[The exercise]
Quote the entries in full, character for character, without their images.

[Records supplied]
• • • • •
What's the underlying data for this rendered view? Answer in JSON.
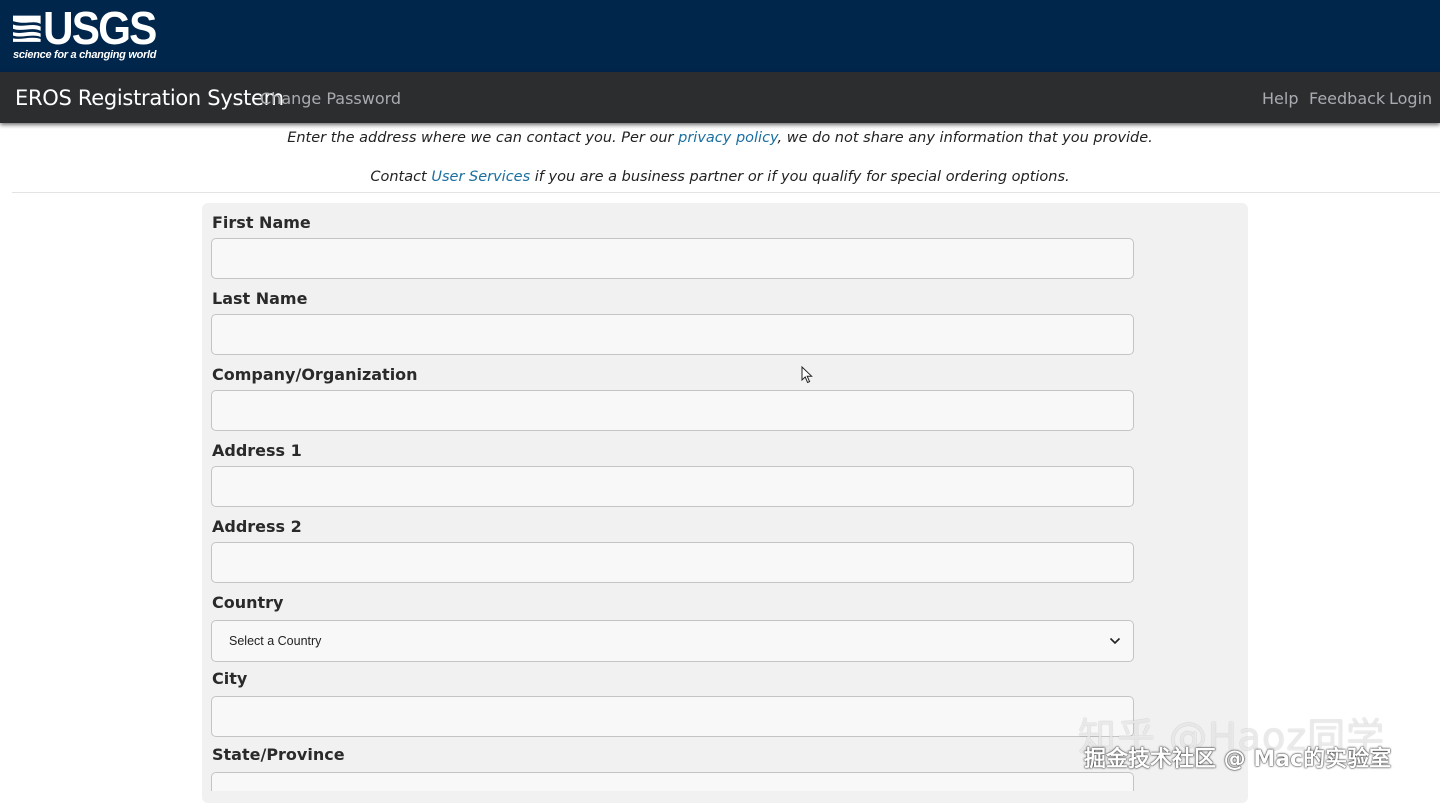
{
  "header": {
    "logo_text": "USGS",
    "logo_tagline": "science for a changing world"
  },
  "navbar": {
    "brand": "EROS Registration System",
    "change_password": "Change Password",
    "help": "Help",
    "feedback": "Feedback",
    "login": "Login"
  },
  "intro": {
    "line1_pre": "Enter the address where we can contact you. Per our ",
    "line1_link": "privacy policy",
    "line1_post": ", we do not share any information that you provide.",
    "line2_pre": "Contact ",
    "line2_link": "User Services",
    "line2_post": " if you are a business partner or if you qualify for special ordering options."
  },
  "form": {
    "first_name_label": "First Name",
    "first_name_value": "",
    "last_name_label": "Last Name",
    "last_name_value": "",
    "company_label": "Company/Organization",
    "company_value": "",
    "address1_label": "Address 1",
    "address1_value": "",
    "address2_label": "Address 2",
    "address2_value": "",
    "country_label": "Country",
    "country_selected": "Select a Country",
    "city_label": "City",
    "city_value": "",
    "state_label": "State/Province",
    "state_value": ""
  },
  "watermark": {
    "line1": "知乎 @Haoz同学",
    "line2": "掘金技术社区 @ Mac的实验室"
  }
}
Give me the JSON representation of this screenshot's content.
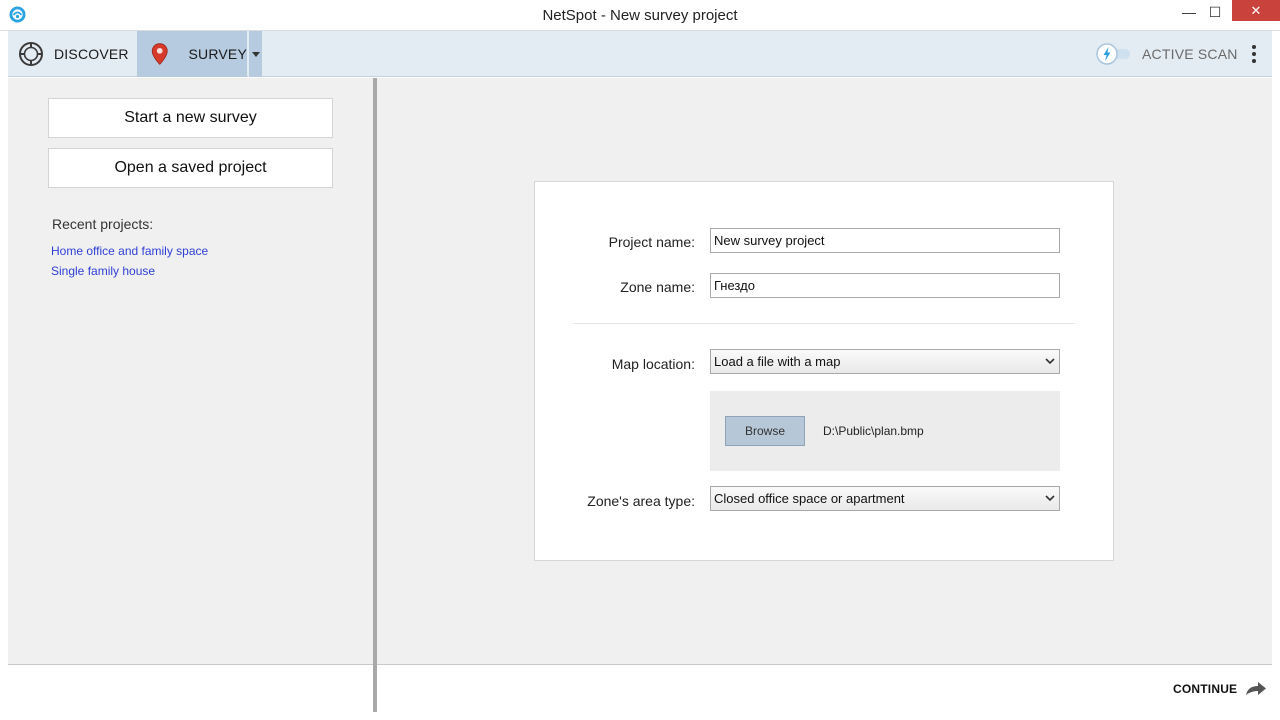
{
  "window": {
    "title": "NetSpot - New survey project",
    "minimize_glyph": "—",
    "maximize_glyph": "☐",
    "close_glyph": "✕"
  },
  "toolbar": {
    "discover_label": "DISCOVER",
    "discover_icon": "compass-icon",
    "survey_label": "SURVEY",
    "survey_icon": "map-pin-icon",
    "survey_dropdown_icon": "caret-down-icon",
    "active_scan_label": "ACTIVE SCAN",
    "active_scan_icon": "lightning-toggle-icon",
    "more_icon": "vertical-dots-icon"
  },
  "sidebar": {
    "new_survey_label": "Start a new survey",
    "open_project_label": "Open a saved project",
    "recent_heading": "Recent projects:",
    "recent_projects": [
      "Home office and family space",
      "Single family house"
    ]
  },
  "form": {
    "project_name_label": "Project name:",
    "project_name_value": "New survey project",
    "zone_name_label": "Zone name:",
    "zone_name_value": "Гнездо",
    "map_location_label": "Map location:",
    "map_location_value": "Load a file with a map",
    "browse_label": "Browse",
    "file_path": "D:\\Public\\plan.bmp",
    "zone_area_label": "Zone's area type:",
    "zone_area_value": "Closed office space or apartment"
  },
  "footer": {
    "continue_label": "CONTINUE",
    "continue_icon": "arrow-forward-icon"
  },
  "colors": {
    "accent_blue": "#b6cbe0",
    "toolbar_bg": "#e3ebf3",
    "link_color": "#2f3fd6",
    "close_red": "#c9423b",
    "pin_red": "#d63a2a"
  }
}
• • • • •
[Solution to the problem]
What's the underlying data for this rendered view? Answer in JSON.
{
  "header": {
    "logo_text": "USGS",
    "logo_tagline": "science for a changing world"
  },
  "navbar": {
    "brand": "EROS Registration System",
    "change_password": "Change Password",
    "help": "Help",
    "feedback": "Feedback",
    "login": "Login"
  },
  "intro": {
    "line1_pre": "Enter the address where we can contact you. Per our ",
    "line1_link": "privacy policy",
    "line1_post": ", we do not share any information that you provide.",
    "line2_pre": "Contact ",
    "line2_link": "User Services",
    "line2_post": " if you are a business partner or if you qualify for special ordering options."
  },
  "form": {
    "first_name_label": "First Name",
    "first_name_value": "",
    "last_name_label": "Last Name",
    "last_name_value": "",
    "company_label": "Company/Organization",
    "company_value": "",
    "address1_label": "Address 1",
    "address1_value": "",
    "address2_label": "Address 2",
    "address2_value": "",
    "country_label": "Country",
    "country_selected": "Select a Country",
    "city_label": "City",
    "city_value": "",
    "state_label": "State/Province",
    "state_value": ""
  },
  "watermark": {
    "line1": "知乎 @Haoz同学",
    "line2": "掘金技术社区 @ Mac的实验室"
  }
}
Give me the JSON representation of this screenshot's content.
{
  "window": {
    "title": "NetSpot - New survey project",
    "minimize_glyph": "—",
    "maximize_glyph": "☐",
    "close_glyph": "✕"
  },
  "toolbar": {
    "discover_label": "DISCOVER",
    "discover_icon": "compass-icon",
    "survey_label": "SURVEY",
    "survey_icon": "map-pin-icon",
    "survey_dropdown_icon": "caret-down-icon",
    "active_scan_label": "ACTIVE SCAN",
    "active_scan_icon": "lightning-toggle-icon",
    "more_icon": "vertical-dots-icon"
  },
  "sidebar": {
    "new_survey_label": "Start a new survey",
    "open_project_label": "Open a saved project",
    "recent_heading": "Recent projects:",
    "recent_projects": [
      "Home office and family space",
      "Single family house"
    ]
  },
  "form": {
    "project_name_label": "Project name:",
    "project_name_value": "New survey project",
    "zone_name_label": "Zone name:",
    "zone_name_value": "Гнездо",
    "map_location_label": "Map location:",
    "map_location_value": "Load a file with a map",
    "browse_label": "Browse",
    "file_path": "D:\\Public\\plan.bmp",
    "zone_area_label": "Zone's area type:",
    "zone_area_value": "Closed office space or apartment"
  },
  "footer": {
    "continue_label": "CONTINUE",
    "continue_icon": "arrow-forward-icon"
  },
  "colors": {
    "accent_blue": "#b6cbe0",
    "toolbar_bg": "#e3ebf3",
    "link_color": "#2f3fd6",
    "close_red": "#c9423b",
    "pin_red": "#d63a2a"
  }
}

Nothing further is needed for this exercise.